### Entries taken from a collection

^^^^

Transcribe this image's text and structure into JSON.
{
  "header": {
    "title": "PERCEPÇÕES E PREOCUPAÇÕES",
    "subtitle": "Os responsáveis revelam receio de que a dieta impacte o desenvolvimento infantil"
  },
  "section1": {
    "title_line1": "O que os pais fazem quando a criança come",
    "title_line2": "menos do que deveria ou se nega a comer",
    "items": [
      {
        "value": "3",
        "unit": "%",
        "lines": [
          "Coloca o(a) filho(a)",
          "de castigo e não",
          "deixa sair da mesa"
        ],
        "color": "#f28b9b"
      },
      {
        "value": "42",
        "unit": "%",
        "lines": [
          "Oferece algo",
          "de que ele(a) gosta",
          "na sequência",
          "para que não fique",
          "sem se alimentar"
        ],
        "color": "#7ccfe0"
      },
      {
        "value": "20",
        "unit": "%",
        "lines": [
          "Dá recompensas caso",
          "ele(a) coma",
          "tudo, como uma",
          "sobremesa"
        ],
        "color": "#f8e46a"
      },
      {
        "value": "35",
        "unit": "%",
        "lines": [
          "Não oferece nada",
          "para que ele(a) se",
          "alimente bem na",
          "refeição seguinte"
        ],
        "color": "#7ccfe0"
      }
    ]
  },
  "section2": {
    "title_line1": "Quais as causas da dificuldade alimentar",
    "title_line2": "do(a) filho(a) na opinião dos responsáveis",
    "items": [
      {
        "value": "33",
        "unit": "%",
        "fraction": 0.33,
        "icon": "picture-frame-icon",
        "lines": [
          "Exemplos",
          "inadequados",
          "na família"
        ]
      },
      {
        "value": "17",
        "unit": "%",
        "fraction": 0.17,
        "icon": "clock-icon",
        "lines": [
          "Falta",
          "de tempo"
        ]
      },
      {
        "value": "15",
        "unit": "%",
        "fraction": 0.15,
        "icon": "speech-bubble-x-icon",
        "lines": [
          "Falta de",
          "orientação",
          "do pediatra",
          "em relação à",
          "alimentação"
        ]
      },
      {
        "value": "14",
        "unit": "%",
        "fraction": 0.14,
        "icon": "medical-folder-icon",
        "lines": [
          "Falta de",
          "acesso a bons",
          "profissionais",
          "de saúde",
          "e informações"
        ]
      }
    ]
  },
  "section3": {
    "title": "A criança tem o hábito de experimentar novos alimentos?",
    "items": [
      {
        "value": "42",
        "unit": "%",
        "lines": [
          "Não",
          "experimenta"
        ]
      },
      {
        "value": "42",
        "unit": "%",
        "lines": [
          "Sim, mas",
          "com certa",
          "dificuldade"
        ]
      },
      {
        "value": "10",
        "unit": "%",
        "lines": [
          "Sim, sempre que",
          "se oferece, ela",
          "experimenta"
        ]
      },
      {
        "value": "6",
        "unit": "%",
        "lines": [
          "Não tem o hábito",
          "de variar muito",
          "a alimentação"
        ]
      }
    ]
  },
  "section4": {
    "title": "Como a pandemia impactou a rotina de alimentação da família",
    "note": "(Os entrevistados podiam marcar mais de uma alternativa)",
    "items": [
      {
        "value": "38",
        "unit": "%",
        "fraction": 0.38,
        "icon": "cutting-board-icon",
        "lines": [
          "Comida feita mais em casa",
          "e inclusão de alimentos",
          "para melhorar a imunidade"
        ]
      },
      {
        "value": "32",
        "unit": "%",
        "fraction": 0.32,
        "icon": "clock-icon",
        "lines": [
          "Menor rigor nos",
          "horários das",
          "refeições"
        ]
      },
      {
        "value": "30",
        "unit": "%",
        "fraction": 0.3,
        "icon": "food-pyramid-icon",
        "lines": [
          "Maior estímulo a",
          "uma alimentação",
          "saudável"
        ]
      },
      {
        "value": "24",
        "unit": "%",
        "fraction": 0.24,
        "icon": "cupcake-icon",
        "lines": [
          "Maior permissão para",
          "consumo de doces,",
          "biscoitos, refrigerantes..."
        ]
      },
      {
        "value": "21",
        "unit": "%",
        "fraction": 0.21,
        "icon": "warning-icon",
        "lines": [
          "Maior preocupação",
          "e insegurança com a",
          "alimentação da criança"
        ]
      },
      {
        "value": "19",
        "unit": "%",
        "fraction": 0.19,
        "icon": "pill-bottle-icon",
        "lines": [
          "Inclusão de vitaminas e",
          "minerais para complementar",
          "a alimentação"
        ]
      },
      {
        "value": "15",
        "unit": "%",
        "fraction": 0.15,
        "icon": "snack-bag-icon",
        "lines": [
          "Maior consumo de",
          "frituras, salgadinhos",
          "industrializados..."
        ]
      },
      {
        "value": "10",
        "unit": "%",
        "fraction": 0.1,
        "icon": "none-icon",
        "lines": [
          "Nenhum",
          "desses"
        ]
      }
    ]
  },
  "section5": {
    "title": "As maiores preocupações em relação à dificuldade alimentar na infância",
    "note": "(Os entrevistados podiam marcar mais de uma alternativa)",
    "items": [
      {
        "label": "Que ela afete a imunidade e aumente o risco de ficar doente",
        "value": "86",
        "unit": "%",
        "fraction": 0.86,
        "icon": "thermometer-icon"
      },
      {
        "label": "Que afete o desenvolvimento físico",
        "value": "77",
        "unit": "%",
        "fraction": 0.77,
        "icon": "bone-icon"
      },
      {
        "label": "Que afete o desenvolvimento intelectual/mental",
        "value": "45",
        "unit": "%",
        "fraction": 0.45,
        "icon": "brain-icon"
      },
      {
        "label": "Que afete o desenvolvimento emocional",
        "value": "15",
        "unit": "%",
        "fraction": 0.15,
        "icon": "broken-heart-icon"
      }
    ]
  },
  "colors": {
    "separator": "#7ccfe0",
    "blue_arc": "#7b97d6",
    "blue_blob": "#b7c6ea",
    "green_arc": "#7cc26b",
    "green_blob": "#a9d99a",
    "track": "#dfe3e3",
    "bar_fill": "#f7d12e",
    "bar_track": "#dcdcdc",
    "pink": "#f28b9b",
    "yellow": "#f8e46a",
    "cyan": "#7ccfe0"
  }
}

^^^^

### Given problem
Set down the entries above again, word for word.

### Answer in full
Transcribe this image's text and structure into JSON.
{
  "header": {
    "title": "PERCEPÇÕES E PREOCUPAÇÕES",
    "subtitle": "Os responsáveis revelam receio de que a dieta impacte o desenvolvimento infantil"
  },
  "section1": {
    "title_line1": "O que os pais fazem quando a criança come",
    "title_line2": "menos do que deveria ou se nega a comer",
    "items": [
      {
        "value": "3",
        "unit": "%",
        "lines": [
          "Coloca o(a) filho(a)",
          "de castigo e não",
          "deixa sair da mesa"
        ],
        "color": "#f28b9b"
      },
      {
        "value": "42",
        "unit": "%",
        "lines": [
          "Oferece algo",
          "de que ele(a) gosta",
          "na sequência",
          "para que não fique",
          "sem se alimentar"
        ],
        "color": "#7ccfe0"
      },
      {
        "value": "20",
        "unit": "%",
        "lines": [
          "Dá recompensas caso",
          "ele(a) coma",
          "tudo, como uma",
          "sobremesa"
        ],
        "color": "#f8e46a"
      },
      {
        "value": "35",
        "unit": "%",
        "lines": [
          "Não oferece nada",
          "para que ele(a) se",
          "alimente bem na",
          "refeição seguinte"
        ],
        "color": "#7ccfe0"
      }
    ]
  },
  "section2": {
    "title_line1": "Quais as causas da dificuldade alimentar",
    "title_line2": "do(a) filho(a) na opinião dos responsáveis",
    "items": [
      {
        "value": "33",
        "unit": "%",
        "fraction": 0.33,
        "icon": "picture-frame-icon",
        "lines": [
          "Exemplos",
          "inadequados",
          "na família"
        ]
      },
      {
        "value": "17",
        "unit": "%",
        "fraction": 0.17,
        "icon": "clock-icon",
        "lines": [
          "Falta",
          "de tempo"
        ]
      },
      {
        "value": "15",
        "unit": "%",
        "fraction": 0.15,
        "icon": "speech-bubble-x-icon",
        "lines": [
          "Falta de",
          "orientação",
          "do pediatra",
          "em relação à",
          "alimentação"
        ]
      },
      {
        "value": "14",
        "unit": "%",
        "fraction": 0.14,
        "icon": "medical-folder-icon",
        "lines": [
          "Falta de",
          "acesso a bons",
          "profissionais",
          "de saúde",
          "e informações"
        ]
      }
    ]
  },
  "section3": {
    "title": "A criança tem o hábito de experimentar novos alimentos?",
    "items": [
      {
        "value": "42",
        "unit": "%",
        "lines": [
          "Não",
          "experimenta"
        ]
      },
      {
        "value": "42",
        "unit": "%",
        "lines": [
          "Sim, mas",
          "com certa",
          "dificuldade"
        ]
      },
      {
        "value": "10",
        "unit": "%",
        "lines": [
          "Sim, sempre que",
          "se oferece, ela",
          "experimenta"
        ]
      },
      {
        "value": "6",
        "unit": "%",
        "lines": [
          "Não tem o hábito",
          "de variar muito",
          "a alimentação"
        ]
      }
    ]
  },
  "section4": {
    "title": "Como a pandemia impactou a rotina de alimentação da família",
    "note": "(Os entrevistados podiam marcar mais de uma alternativa)",
    "items": [
      {
        "value": "38",
        "unit": "%",
        "fraction": 0.38,
        "icon": "cutting-board-icon",
        "lines": [
          "Comida feita mais em casa",
          "e inclusão de alimentos",
          "para melhorar a imunidade"
        ]
      },
      {
        "value": "32",
        "unit": "%",
        "fraction": 0.32,
        "icon": "clock-icon",
        "lines": [
          "Menor rigor nos",
          "horários das",
          "refeições"
        ]
      },
      {
        "value": "30",
        "unit": "%",
        "fraction": 0.3,
        "icon": "food-pyramid-icon",
        "lines": [
          "Maior estímulo a",
          "uma alimentação",
          "saudável"
        ]
      },
      {
        "value": "24",
        "unit": "%",
        "fraction": 0.24,
        "icon": "cupcake-icon",
        "lines": [
          "Maior permissão para",
          "consumo de doces,",
          "biscoitos, refrigerantes..."
        ]
      },
      {
        "value": "21",
        "unit": "%",
        "fraction": 0.21,
        "icon": "warning-icon",
        "lines": [
          "Maior preocupação",
          "e insegurança com a",
          "alimentação da criança"
        ]
      },
      {
        "value": "19",
        "unit": "%",
        "fraction": 0.19,
        "icon": "pill-bottle-icon",
        "lines": [
          "Inclusão de vitaminas e",
          "minerais para complementar",
          "a alimentação"
        ]
      },
      {
        "value": "15",
        "unit": "%",
        "fraction": 0.15,
        "icon": "snack-bag-icon",
        "lines": [
          "Maior consumo de",
          "frituras, salgadinhos",
          "industrializados..."
        ]
      },
      {
        "value": "10",
        "unit": "%",
        "fraction": 0.1,
        "icon": "none-icon",
        "lines": [
          "Nenhum",
          "desses"
        ]
      }
    ]
  },
  "section5": {
    "title": "As maiores preocupações em relação à dificuldade alimentar na infância",
    "note": "(Os entrevistados podiam marcar mais de uma alternativa)",
    "items": [
      {
        "label": "Que ela afete a imunidade e aumente o risco de ficar doente",
        "value": "86",
        "unit": "%",
        "fraction": 0.86,
        "icon": "thermometer-icon"
      },
      {
        "label": "Que afete o desenvolvimento físico",
        "value": "77",
        "unit": "%",
        "fraction": 0.77,
        "icon": "bone-icon"
      },
      {
        "label": "Que afete o desenvolvimento intelectual/mental",
        "value": "45",
        "unit": "%",
        "fraction": 0.45,
        "icon": "brain-icon"
      },
      {
        "label": "Que afete o desenvolvimento emocional",
        "value": "15",
        "unit": "%",
        "fraction": 0.15,
        "icon": "broken-heart-icon"
      }
    ]
  },
  "colors": {
    "separator": "#7ccfe0",
    "blue_arc": "#7b97d6",
    "blue_blob": "#b7c6ea",
    "green_arc": "#7cc26b",
    "green_blob": "#a9d99a",
    "track": "#dfe3e3",
    "bar_fill": "#f7d12e",
    "bar_track": "#dcdcdc",
    "pink": "#f28b9b",
    "yellow": "#f8e46a",
    "cyan": "#7ccfe0"
  }
}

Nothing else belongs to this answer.